■ WHAT THIS TASK INVOLVES
Without including any images, reproduce each entry exactly.

[Rows from a figure dataset]
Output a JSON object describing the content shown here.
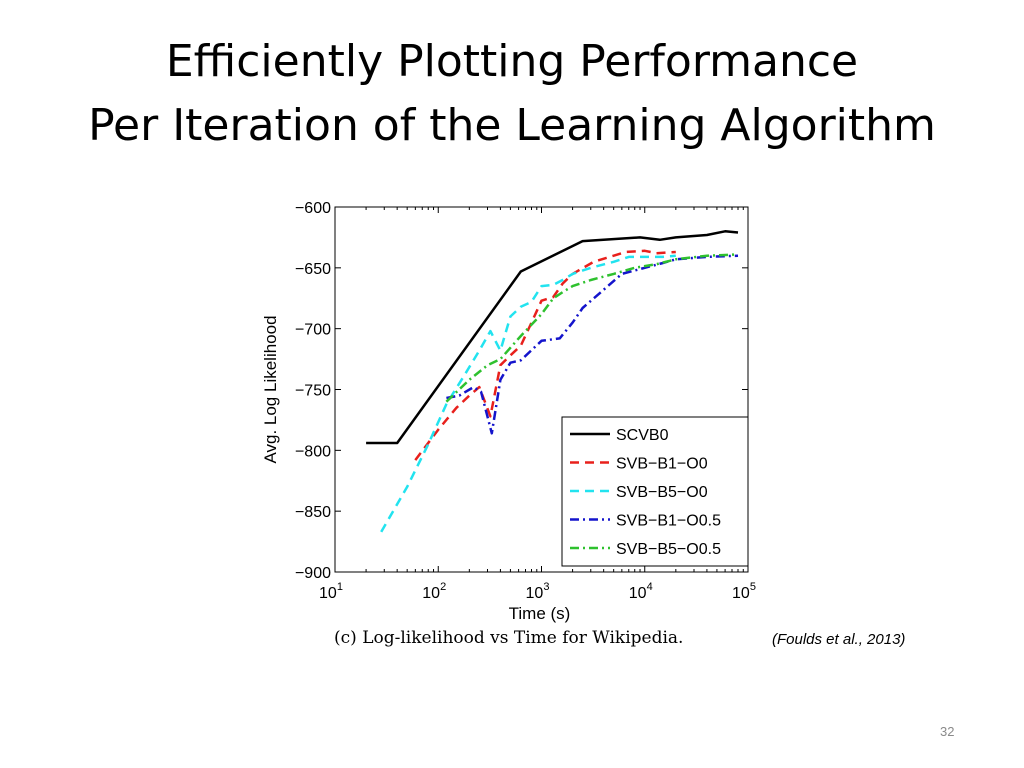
{
  "slide": {
    "title_line1": "Efficiently Plotting Performance",
    "title_line2": "Per Iteration of the Learning Algorithm",
    "caption": "(c) Log-likelihood vs Time for Wikipedia.",
    "citation": "(Foulds et al., 2013)",
    "slide_number": "32"
  },
  "chart_data": {
    "type": "line",
    "title": "",
    "xlabel": "Time (s)",
    "ylabel": "Avg. Log Likelihood",
    "xscale": "log",
    "xlim": [
      10,
      100000
    ],
    "ylim": [
      -900,
      -600
    ],
    "x_ticks": [
      {
        "base": "10",
        "exp": "1"
      },
      {
        "base": "10",
        "exp": "2"
      },
      {
        "base": "10",
        "exp": "3"
      },
      {
        "base": "10",
        "exp": "4"
      },
      {
        "base": "10",
        "exp": "5"
      }
    ],
    "y_ticks": [
      "−600",
      "−650",
      "−700",
      "−750",
      "−800",
      "−850",
      "−900"
    ],
    "grid": false,
    "legend_position": "bottom-right",
    "series": [
      {
        "name": "SCVB0",
        "color": "#000000",
        "dash": "solid",
        "points": [
          [
            20,
            -794
          ],
          [
            40,
            -794
          ],
          [
            630,
            -653
          ],
          [
            2500,
            -628
          ],
          [
            9000,
            -625
          ],
          [
            14000,
            -627
          ],
          [
            20000,
            -625
          ],
          [
            40000,
            -623
          ],
          [
            60000,
            -620
          ],
          [
            80000,
            -621
          ]
        ]
      },
      {
        "name": "SVB−B1−O0",
        "color": "#e8201c",
        "dash": "dashed",
        "points": [
          [
            60,
            -808
          ],
          [
            100,
            -783
          ],
          [
            150,
            -765
          ],
          [
            200,
            -755
          ],
          [
            250,
            -748
          ],
          [
            320,
            -772
          ],
          [
            400,
            -730
          ],
          [
            500,
            -722
          ],
          [
            630,
            -714
          ],
          [
            800,
            -695
          ],
          [
            1000,
            -677
          ],
          [
            1300,
            -674
          ],
          [
            1600,
            -663
          ],
          [
            2000,
            -655
          ],
          [
            3200,
            -645
          ],
          [
            5000,
            -640
          ],
          [
            6500,
            -637
          ],
          [
            10000,
            -636
          ],
          [
            13000,
            -638
          ],
          [
            20000,
            -637
          ]
        ]
      },
      {
        "name": "SVB−B5−O0",
        "color": "#22e3ef",
        "dash": "dashed",
        "points": [
          [
            28,
            -867
          ],
          [
            50,
            -830
          ],
          [
            80,
            -795
          ],
          [
            120,
            -762
          ],
          [
            180,
            -738
          ],
          [
            250,
            -718
          ],
          [
            320,
            -702
          ],
          [
            400,
            -718
          ],
          [
            500,
            -690
          ],
          [
            630,
            -682
          ],
          [
            800,
            -678
          ],
          [
            1000,
            -665
          ],
          [
            1300,
            -664
          ],
          [
            1600,
            -660
          ],
          [
            2000,
            -655
          ],
          [
            3000,
            -650
          ],
          [
            5000,
            -645
          ],
          [
            7000,
            -641
          ],
          [
            10000,
            -641
          ],
          [
            15000,
            -641
          ],
          [
            20000,
            -640
          ]
        ]
      },
      {
        "name": "SVB−B1−O0.5",
        "color": "#1414cc",
        "dash": "dashdot",
        "points": [
          [
            120,
            -757
          ],
          [
            160,
            -755
          ],
          [
            220,
            -748
          ],
          [
            260,
            -752
          ],
          [
            330,
            -786
          ],
          [
            400,
            -742
          ],
          [
            500,
            -728
          ],
          [
            630,
            -726
          ],
          [
            1000,
            -710
          ],
          [
            1500,
            -708
          ],
          [
            2000,
            -695
          ],
          [
            2500,
            -683
          ],
          [
            4000,
            -668
          ],
          [
            6000,
            -655
          ],
          [
            10000,
            -650
          ],
          [
            15000,
            -646
          ],
          [
            20000,
            -643
          ],
          [
            40000,
            -641
          ],
          [
            80000,
            -640
          ]
        ]
      },
      {
        "name": "SVB−B5−O0.5",
        "color": "#2ec12e",
        "dash": "dashdot",
        "points": [
          [
            120,
            -760
          ],
          [
            200,
            -742
          ],
          [
            300,
            -730
          ],
          [
            400,
            -725
          ],
          [
            630,
            -706
          ],
          [
            1000,
            -688
          ],
          [
            1300,
            -675
          ],
          [
            1600,
            -670
          ],
          [
            2000,
            -665
          ],
          [
            3000,
            -660
          ],
          [
            5000,
            -655
          ],
          [
            8000,
            -650
          ],
          [
            13000,
            -647
          ],
          [
            20000,
            -643
          ],
          [
            40000,
            -640
          ],
          [
            80000,
            -639
          ]
        ]
      }
    ]
  }
}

■ SOLUTION FOR THIS EXERCISE
Output a JSON object describing the content shown here.
{
  "slide": {
    "title_line1": "Efficiently Plotting Performance",
    "title_line2": "Per Iteration of the Learning Algorithm",
    "caption": "(c) Log-likelihood vs Time for Wikipedia.",
    "citation": "(Foulds et al., 2013)",
    "slide_number": "32"
  },
  "chart_data": {
    "type": "line",
    "title": "",
    "xlabel": "Time (s)",
    "ylabel": "Avg. Log Likelihood",
    "xscale": "log",
    "xlim": [
      10,
      100000
    ],
    "ylim": [
      -900,
      -600
    ],
    "x_ticks": [
      {
        "base": "10",
        "exp": "1"
      },
      {
        "base": "10",
        "exp": "2"
      },
      {
        "base": "10",
        "exp": "3"
      },
      {
        "base": "10",
        "exp": "4"
      },
      {
        "base": "10",
        "exp": "5"
      }
    ],
    "y_ticks": [
      "−600",
      "−650",
      "−700",
      "−750",
      "−800",
      "−850",
      "−900"
    ],
    "grid": false,
    "legend_position": "bottom-right",
    "series": [
      {
        "name": "SCVB0",
        "color": "#000000",
        "dash": "solid",
        "points": [
          [
            20,
            -794
          ],
          [
            40,
            -794
          ],
          [
            630,
            -653
          ],
          [
            2500,
            -628
          ],
          [
            9000,
            -625
          ],
          [
            14000,
            -627
          ],
          [
            20000,
            -625
          ],
          [
            40000,
            -623
          ],
          [
            60000,
            -620
          ],
          [
            80000,
            -621
          ]
        ]
      },
      {
        "name": "SVB−B1−O0",
        "color": "#e8201c",
        "dash": "dashed",
        "points": [
          [
            60,
            -808
          ],
          [
            100,
            -783
          ],
          [
            150,
            -765
          ],
          [
            200,
            -755
          ],
          [
            250,
            -748
          ],
          [
            320,
            -772
          ],
          [
            400,
            -730
          ],
          [
            500,
            -722
          ],
          [
            630,
            -714
          ],
          [
            800,
            -695
          ],
          [
            1000,
            -677
          ],
          [
            1300,
            -674
          ],
          [
            1600,
            -663
          ],
          [
            2000,
            -655
          ],
          [
            3200,
            -645
          ],
          [
            5000,
            -640
          ],
          [
            6500,
            -637
          ],
          [
            10000,
            -636
          ],
          [
            13000,
            -638
          ],
          [
            20000,
            -637
          ]
        ]
      },
      {
        "name": "SVB−B5−O0",
        "color": "#22e3ef",
        "dash": "dashed",
        "points": [
          [
            28,
            -867
          ],
          [
            50,
            -830
          ],
          [
            80,
            -795
          ],
          [
            120,
            -762
          ],
          [
            180,
            -738
          ],
          [
            250,
            -718
          ],
          [
            320,
            -702
          ],
          [
            400,
            -718
          ],
          [
            500,
            -690
          ],
          [
            630,
            -682
          ],
          [
            800,
            -678
          ],
          [
            1000,
            -665
          ],
          [
            1300,
            -664
          ],
          [
            1600,
            -660
          ],
          [
            2000,
            -655
          ],
          [
            3000,
            -650
          ],
          [
            5000,
            -645
          ],
          [
            7000,
            -641
          ],
          [
            10000,
            -641
          ],
          [
            15000,
            -641
          ],
          [
            20000,
            -640
          ]
        ]
      },
      {
        "name": "SVB−B1−O0.5",
        "color": "#1414cc",
        "dash": "dashdot",
        "points": [
          [
            120,
            -757
          ],
          [
            160,
            -755
          ],
          [
            220,
            -748
          ],
          [
            260,
            -752
          ],
          [
            330,
            -786
          ],
          [
            400,
            -742
          ],
          [
            500,
            -728
          ],
          [
            630,
            -726
          ],
          [
            1000,
            -710
          ],
          [
            1500,
            -708
          ],
          [
            2000,
            -695
          ],
          [
            2500,
            -683
          ],
          [
            4000,
            -668
          ],
          [
            6000,
            -655
          ],
          [
            10000,
            -650
          ],
          [
            15000,
            -646
          ],
          [
            20000,
            -643
          ],
          [
            40000,
            -641
          ],
          [
            80000,
            -640
          ]
        ]
      },
      {
        "name": "SVB−B5−O0.5",
        "color": "#2ec12e",
        "dash": "dashdot",
        "points": [
          [
            120,
            -760
          ],
          [
            200,
            -742
          ],
          [
            300,
            -730
          ],
          [
            400,
            -725
          ],
          [
            630,
            -706
          ],
          [
            1000,
            -688
          ],
          [
            1300,
            -675
          ],
          [
            1600,
            -670
          ],
          [
            2000,
            -665
          ],
          [
            3000,
            -660
          ],
          [
            5000,
            -655
          ],
          [
            8000,
            -650
          ],
          [
            13000,
            -647
          ],
          [
            20000,
            -643
          ],
          [
            40000,
            -640
          ],
          [
            80000,
            -639
          ]
        ]
      }
    ]
  }
}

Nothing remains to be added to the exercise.